● **Stated task**: For the listing below, give the number of lines in which "JSON" occurs. Add nothing.

● **Rows from a figure dataset**:
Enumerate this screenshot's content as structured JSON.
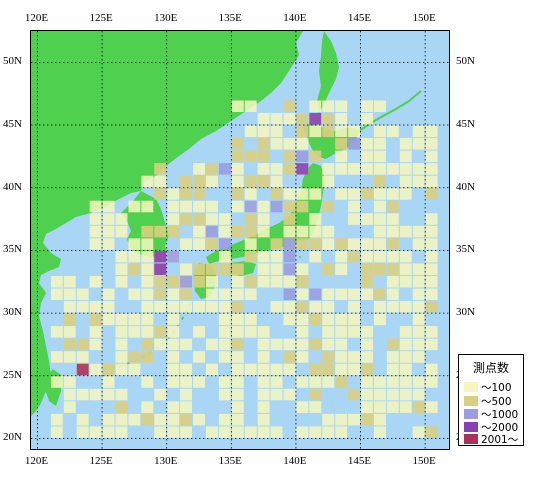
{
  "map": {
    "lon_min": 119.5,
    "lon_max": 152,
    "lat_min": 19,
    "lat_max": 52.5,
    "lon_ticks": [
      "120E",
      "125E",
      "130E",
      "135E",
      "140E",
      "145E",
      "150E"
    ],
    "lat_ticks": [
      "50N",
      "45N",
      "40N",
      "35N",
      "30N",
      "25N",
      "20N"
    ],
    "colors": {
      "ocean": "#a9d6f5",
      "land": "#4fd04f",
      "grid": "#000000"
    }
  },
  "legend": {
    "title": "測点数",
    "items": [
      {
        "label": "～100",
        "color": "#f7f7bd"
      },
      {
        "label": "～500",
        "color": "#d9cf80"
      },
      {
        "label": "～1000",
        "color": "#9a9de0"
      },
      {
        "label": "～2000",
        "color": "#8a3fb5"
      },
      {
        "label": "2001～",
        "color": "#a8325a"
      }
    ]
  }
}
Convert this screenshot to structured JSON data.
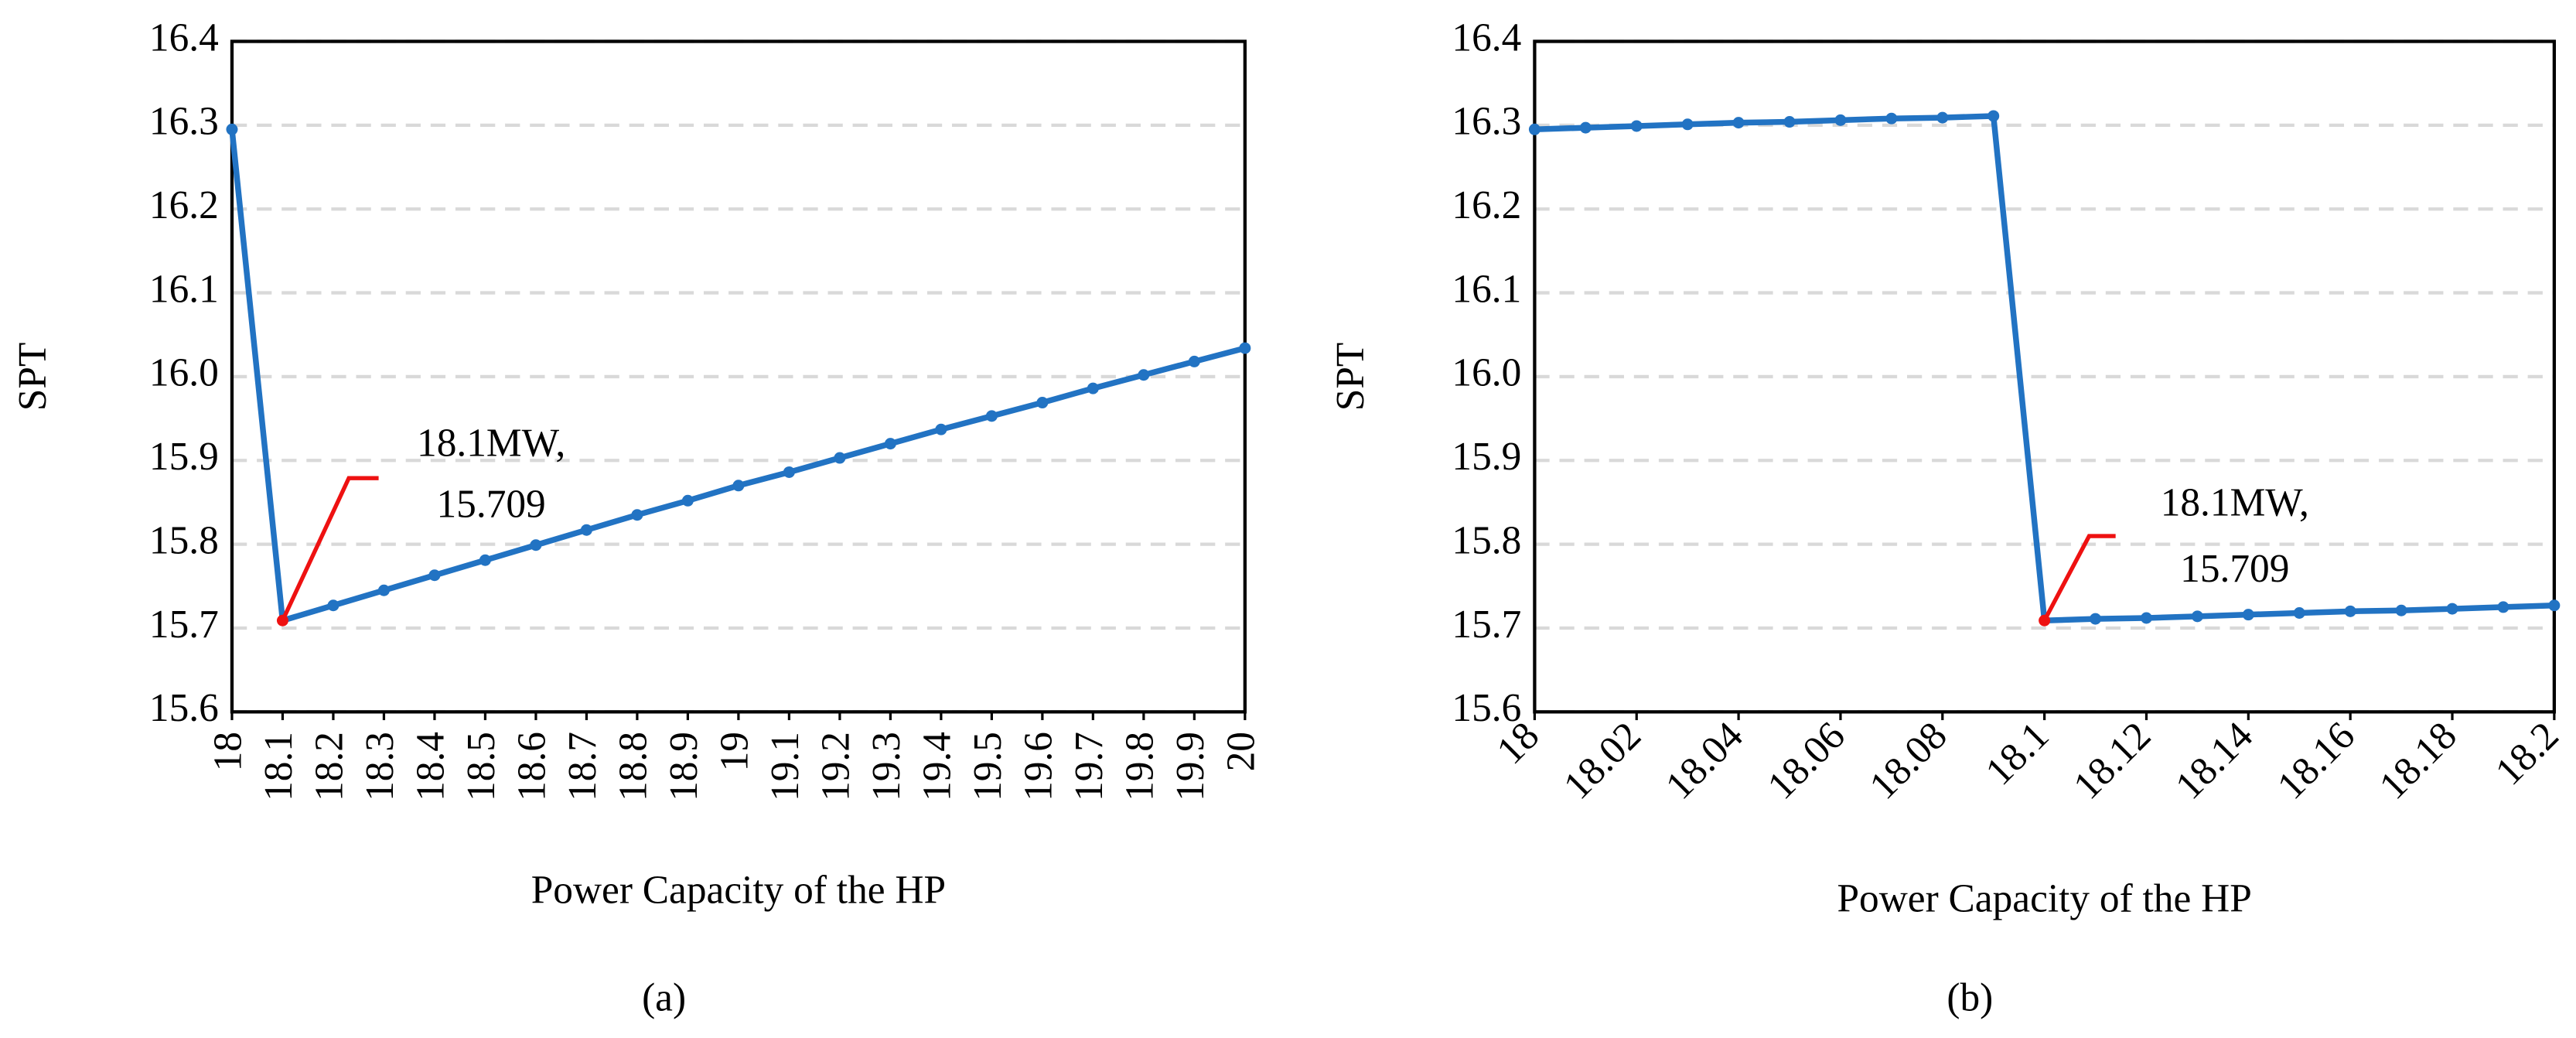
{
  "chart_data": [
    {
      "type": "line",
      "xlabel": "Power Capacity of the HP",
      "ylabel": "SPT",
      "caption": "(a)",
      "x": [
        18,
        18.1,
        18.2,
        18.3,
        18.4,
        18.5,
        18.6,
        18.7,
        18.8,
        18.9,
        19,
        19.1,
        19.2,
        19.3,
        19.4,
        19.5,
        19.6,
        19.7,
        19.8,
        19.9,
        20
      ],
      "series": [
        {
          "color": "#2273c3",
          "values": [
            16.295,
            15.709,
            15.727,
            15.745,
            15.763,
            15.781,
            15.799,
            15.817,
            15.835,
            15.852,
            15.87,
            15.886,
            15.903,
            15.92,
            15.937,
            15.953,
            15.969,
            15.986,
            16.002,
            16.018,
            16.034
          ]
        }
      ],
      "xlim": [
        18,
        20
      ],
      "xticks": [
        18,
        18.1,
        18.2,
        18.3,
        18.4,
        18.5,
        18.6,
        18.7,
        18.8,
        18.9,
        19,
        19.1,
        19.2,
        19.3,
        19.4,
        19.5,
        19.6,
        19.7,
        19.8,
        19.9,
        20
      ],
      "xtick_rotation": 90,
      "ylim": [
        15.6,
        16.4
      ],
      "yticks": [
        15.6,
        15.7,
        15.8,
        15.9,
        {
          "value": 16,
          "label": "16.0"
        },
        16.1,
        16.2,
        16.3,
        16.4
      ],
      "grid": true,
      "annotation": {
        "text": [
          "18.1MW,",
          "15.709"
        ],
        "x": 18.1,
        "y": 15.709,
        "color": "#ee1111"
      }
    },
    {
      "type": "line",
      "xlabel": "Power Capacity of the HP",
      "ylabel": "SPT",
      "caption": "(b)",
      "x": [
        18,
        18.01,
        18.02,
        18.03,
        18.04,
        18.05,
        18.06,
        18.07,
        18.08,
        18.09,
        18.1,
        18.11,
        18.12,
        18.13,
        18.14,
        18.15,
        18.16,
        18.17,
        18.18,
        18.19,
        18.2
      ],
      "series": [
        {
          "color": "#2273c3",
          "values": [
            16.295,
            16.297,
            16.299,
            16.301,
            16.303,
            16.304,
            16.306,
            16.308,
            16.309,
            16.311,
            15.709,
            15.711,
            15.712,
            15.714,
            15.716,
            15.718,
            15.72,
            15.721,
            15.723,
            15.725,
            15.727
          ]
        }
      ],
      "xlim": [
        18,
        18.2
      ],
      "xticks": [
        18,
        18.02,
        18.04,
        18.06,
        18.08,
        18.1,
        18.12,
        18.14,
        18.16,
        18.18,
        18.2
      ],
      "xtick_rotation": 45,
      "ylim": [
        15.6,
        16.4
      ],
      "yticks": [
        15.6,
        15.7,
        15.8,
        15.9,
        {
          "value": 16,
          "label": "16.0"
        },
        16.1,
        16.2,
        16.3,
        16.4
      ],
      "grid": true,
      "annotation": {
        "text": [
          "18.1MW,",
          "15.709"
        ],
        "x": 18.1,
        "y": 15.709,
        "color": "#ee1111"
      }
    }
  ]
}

● **Expected output**: 2